Textauszug:

============

# taz.de -- Schwarz-rote Sondierungsgespräche: Gemeinsam uneinig
       
       > Was meint die Basis zu möglichen Koalitionsverhandlungen mit der Union?
       > Bei den Berliner Jusos findet Kateryna Kremkova eine große Koalition
       > „Scheiße".
       
 (IMG) Bild: Skepsis: Einige Genossen haben Angst, dass bei einer großen Koalition vom Wahlprogramm nicht viel übrig bleibt
       
       BERLIN taz | Am Berliner Kurt-Schumacher-Haus leuchten drei Neonbuchstaben
       in den dunklen Abend: S, P, D. Im ersten Stock trifft sich der
       Juso-Landesvorstand, um sich zu besprechen, endlich. Ein Dutzend Männer und
       Frauen sind sie, ihr erster und wichtigster Tagesordnungspunkt: Aktuelles.
       Also die vertrackte Situation der SPD.

============

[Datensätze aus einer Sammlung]
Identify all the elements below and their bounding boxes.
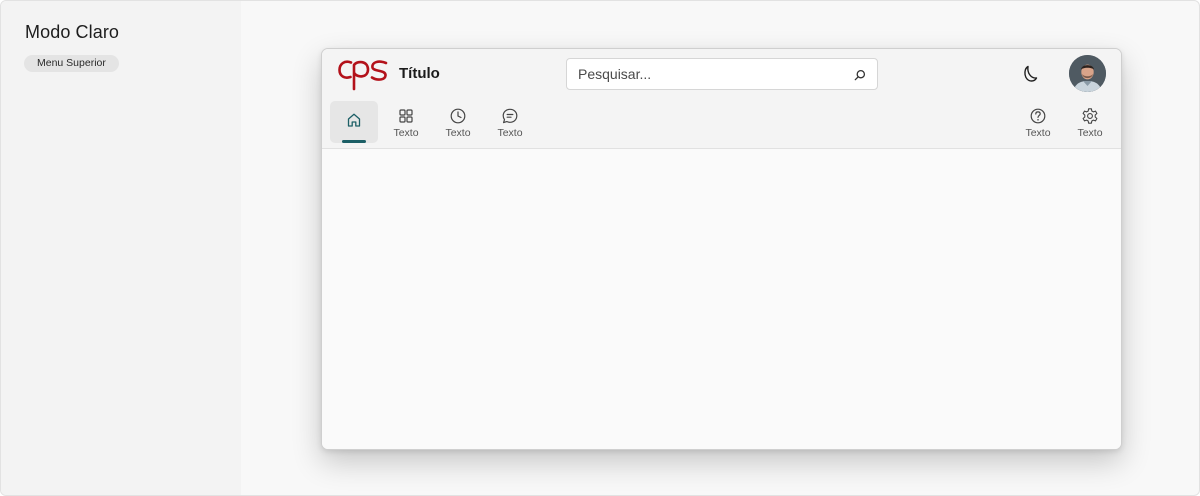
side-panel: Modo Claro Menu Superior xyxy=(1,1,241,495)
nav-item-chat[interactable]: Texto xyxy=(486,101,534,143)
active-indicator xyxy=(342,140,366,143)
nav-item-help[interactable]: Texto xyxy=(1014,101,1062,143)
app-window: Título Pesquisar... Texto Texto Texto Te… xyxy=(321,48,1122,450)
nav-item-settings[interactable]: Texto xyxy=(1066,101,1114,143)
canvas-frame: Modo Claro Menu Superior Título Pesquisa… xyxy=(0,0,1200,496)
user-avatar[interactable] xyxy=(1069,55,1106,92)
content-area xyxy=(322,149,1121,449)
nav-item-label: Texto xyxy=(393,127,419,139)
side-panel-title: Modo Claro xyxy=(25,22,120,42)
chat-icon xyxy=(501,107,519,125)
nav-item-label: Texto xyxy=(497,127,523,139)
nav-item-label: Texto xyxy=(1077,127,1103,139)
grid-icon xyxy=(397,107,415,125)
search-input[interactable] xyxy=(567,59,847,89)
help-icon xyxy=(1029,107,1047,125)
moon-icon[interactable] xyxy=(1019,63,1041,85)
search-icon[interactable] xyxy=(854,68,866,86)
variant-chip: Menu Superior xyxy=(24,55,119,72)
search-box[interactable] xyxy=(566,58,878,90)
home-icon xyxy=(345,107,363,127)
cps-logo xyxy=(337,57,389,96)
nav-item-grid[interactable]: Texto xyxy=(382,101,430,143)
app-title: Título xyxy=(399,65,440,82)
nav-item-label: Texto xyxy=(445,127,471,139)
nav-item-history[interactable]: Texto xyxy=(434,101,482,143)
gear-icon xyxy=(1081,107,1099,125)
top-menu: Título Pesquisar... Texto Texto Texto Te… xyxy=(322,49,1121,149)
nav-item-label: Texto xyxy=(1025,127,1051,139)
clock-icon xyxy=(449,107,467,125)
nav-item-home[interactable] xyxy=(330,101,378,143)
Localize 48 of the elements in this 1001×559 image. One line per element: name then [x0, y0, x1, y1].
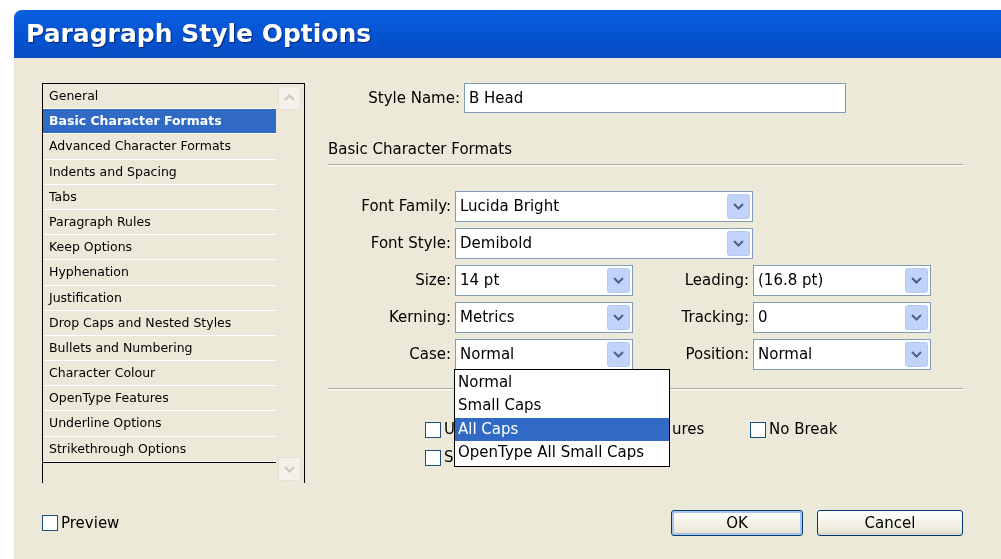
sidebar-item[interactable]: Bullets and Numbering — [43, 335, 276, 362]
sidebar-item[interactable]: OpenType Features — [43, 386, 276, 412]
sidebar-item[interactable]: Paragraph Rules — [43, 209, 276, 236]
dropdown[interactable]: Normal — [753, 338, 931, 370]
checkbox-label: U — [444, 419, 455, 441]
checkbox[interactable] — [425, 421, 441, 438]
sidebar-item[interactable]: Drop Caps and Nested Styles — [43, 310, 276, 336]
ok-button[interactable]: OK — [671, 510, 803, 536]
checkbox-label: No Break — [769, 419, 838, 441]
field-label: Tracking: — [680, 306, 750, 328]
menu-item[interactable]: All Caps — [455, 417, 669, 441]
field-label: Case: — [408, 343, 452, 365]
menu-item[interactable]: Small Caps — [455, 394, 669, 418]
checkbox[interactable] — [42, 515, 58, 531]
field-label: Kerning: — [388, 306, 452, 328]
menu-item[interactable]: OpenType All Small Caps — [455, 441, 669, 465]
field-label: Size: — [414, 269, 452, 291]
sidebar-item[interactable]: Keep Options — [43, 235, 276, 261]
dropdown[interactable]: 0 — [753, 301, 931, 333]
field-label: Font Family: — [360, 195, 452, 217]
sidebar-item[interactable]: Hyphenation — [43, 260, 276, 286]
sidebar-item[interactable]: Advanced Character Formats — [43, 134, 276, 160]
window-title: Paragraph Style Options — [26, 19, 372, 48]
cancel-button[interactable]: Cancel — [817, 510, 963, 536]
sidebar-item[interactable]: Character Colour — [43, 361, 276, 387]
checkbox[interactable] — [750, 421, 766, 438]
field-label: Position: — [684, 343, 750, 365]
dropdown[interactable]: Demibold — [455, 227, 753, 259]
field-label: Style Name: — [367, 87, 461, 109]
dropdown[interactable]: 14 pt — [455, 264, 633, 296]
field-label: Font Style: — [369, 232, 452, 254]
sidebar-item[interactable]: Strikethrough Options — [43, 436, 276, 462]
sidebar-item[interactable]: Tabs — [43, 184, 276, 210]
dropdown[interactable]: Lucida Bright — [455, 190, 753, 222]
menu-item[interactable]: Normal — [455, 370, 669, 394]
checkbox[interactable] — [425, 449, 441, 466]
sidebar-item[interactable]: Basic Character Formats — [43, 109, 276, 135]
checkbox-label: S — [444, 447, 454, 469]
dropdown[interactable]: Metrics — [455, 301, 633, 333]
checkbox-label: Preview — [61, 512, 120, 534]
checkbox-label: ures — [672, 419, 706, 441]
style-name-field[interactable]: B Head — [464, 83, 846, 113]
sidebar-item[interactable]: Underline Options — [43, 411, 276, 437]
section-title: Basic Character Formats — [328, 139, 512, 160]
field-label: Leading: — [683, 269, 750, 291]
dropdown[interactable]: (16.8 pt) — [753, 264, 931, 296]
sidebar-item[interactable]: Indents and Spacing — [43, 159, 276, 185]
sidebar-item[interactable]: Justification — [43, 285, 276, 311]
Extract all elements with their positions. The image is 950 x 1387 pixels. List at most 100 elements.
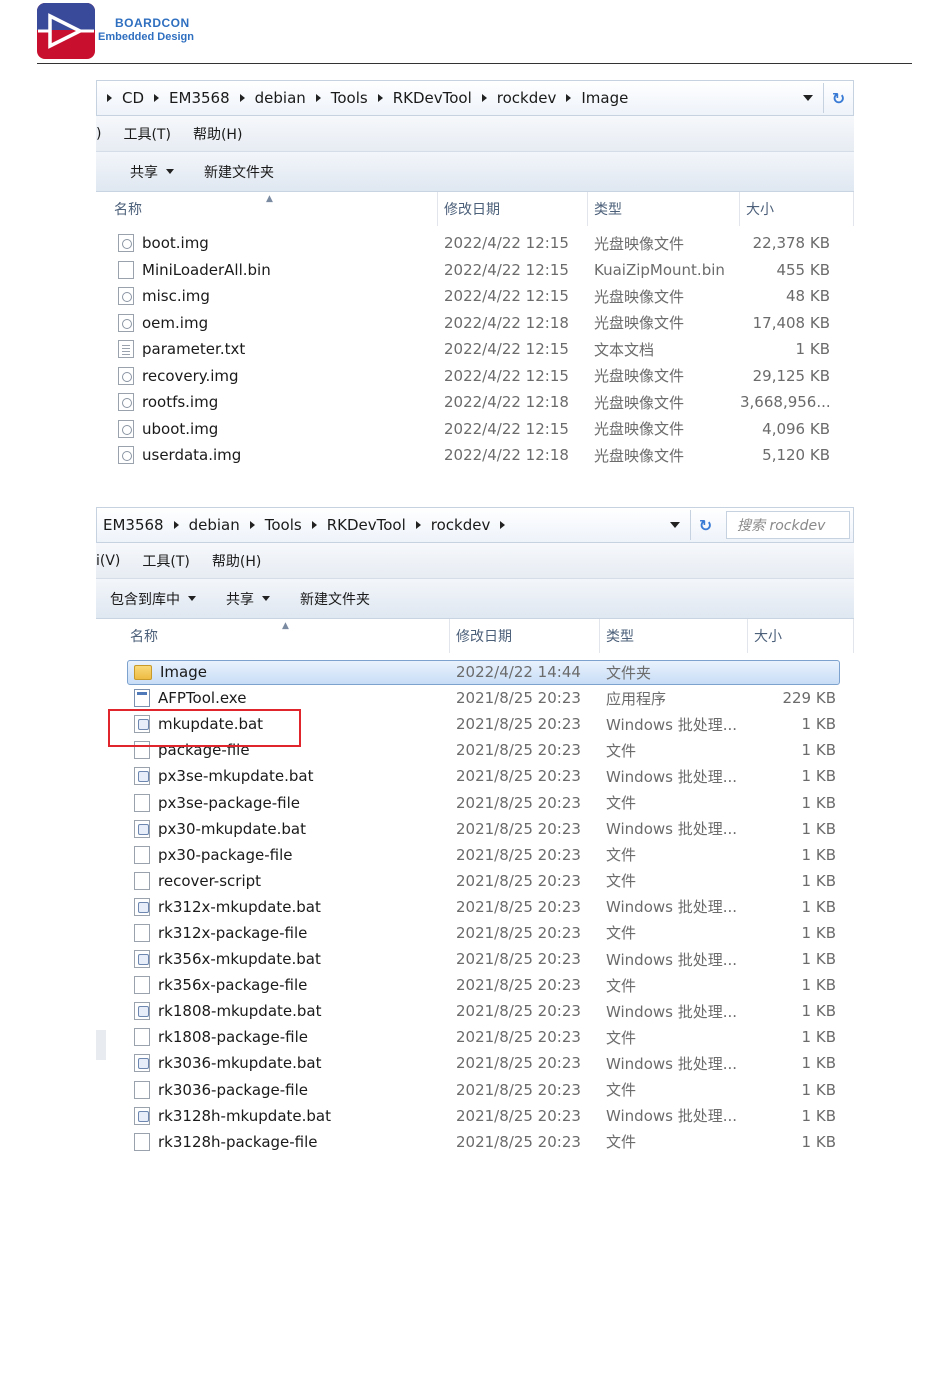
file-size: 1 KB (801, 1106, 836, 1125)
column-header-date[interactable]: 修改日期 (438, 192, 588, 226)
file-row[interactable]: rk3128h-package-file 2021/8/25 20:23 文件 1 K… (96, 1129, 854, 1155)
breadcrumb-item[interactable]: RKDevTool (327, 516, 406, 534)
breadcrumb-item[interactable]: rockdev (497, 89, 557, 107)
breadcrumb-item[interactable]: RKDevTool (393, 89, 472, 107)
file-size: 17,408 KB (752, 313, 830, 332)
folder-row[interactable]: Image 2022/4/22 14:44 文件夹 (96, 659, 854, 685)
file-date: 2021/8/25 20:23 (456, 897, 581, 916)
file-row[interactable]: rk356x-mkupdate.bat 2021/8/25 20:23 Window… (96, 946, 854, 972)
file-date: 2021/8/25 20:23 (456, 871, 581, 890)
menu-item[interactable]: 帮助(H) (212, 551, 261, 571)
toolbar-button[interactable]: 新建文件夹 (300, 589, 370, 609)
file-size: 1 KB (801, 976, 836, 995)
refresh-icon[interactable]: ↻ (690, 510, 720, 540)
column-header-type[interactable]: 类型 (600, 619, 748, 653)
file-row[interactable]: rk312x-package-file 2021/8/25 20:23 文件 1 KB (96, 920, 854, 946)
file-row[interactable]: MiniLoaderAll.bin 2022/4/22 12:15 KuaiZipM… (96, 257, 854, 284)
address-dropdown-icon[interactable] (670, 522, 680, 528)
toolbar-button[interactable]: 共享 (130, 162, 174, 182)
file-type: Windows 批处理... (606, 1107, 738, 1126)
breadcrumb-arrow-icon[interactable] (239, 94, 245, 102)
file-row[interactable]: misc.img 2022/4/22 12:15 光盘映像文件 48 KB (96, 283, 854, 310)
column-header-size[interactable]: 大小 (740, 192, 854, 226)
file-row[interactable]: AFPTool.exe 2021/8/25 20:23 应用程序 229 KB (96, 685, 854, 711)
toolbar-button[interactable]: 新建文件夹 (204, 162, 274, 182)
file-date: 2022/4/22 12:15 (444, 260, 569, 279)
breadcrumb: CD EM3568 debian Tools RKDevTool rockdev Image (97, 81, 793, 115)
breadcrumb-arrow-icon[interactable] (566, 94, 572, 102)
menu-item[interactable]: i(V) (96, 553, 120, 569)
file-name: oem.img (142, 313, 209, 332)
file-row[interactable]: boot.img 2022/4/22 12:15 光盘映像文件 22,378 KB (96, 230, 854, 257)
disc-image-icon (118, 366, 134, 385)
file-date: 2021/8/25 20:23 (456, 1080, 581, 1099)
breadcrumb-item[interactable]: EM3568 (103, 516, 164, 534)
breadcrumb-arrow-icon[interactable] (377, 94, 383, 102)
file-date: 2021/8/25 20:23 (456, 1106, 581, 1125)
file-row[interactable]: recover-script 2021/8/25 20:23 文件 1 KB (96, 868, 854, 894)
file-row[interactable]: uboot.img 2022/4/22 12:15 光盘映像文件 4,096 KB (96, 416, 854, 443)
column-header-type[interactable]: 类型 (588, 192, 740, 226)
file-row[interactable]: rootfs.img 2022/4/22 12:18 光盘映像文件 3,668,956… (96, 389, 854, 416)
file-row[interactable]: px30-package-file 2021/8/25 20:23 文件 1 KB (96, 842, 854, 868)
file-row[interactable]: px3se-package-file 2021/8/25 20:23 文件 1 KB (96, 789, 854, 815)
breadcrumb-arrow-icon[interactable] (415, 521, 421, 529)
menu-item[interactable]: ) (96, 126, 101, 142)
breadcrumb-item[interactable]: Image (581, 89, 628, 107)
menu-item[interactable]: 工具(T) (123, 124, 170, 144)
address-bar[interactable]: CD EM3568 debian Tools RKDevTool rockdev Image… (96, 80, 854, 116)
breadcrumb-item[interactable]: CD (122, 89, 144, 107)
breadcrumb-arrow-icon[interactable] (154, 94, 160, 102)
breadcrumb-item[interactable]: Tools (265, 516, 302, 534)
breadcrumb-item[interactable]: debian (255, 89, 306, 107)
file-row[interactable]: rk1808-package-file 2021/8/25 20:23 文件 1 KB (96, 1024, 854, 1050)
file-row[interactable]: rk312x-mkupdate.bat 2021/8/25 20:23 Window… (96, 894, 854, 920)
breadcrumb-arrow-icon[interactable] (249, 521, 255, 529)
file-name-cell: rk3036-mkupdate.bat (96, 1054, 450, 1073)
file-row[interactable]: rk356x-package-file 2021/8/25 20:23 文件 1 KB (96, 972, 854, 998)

============

Aufgabe: Welcher Punkt steht laut dem Textauszug über die schwarz-roten Sondierungsgespräche als erster auf der Tagesordnung des Juso-Landesvorstands? Das Material steht in keinem Zusammenhang mit dem Textauszug.

Richtige Antwort: Aktuelles, also die vertrackte Situation der SPD.